→ **Data shown**:
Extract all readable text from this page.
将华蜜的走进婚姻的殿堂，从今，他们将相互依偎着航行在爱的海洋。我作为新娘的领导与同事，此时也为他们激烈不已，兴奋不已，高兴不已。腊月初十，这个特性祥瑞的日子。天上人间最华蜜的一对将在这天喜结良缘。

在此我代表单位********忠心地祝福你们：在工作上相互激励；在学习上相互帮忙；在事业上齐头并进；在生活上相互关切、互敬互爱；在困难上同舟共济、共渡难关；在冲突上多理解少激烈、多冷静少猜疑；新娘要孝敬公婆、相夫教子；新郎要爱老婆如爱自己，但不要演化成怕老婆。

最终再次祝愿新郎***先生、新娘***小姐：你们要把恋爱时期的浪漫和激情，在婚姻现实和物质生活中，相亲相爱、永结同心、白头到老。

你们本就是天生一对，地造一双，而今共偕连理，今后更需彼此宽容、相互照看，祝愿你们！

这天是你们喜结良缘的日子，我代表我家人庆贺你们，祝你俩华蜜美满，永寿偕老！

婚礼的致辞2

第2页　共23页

→ **What needs to be done**: Output all of the material exactly as written.

→ **In response**:
Extract all readable text from this page.
将华蜜的走进婚姻的殿堂，从今，他们将相互依偎着航行在爱的海洋。我作为新娘的领导与同事，此时也为他们激烈不已，兴奋不已，高兴不已。腊月初十，这个特性祥瑞的日子。天上人间最华蜜的一对将在这天喜结良缘。

在此我代表单位********忠心地祝福你们：在工作上相互激励；在学习上相互帮忙；在事业上齐头并进；在生活上相互关切、互敬互爱；在困难上同舟共济、共渡难关；在冲突上多理解少激烈、多冷静少猜疑；新娘要孝敬公婆、相夫教子；新郎要爱老婆如爱自己，但不要演化成怕老婆。

最终再次祝愿新郎***先生、新娘***小姐：你们要把恋爱时期的浪漫和激情，在婚姻现实和物质生活中，相亲相爱、永结同心、白头到老。

你们本就是天生一对，地造一双，而今共偕连理，今后更需彼此宽容、相互照看，祝愿你们！

这天是你们喜结良缘的日子，我代表我家人庆贺你们，祝你俩华蜜美满，永寿偕老！

婚礼的致辞2

第2页　共23页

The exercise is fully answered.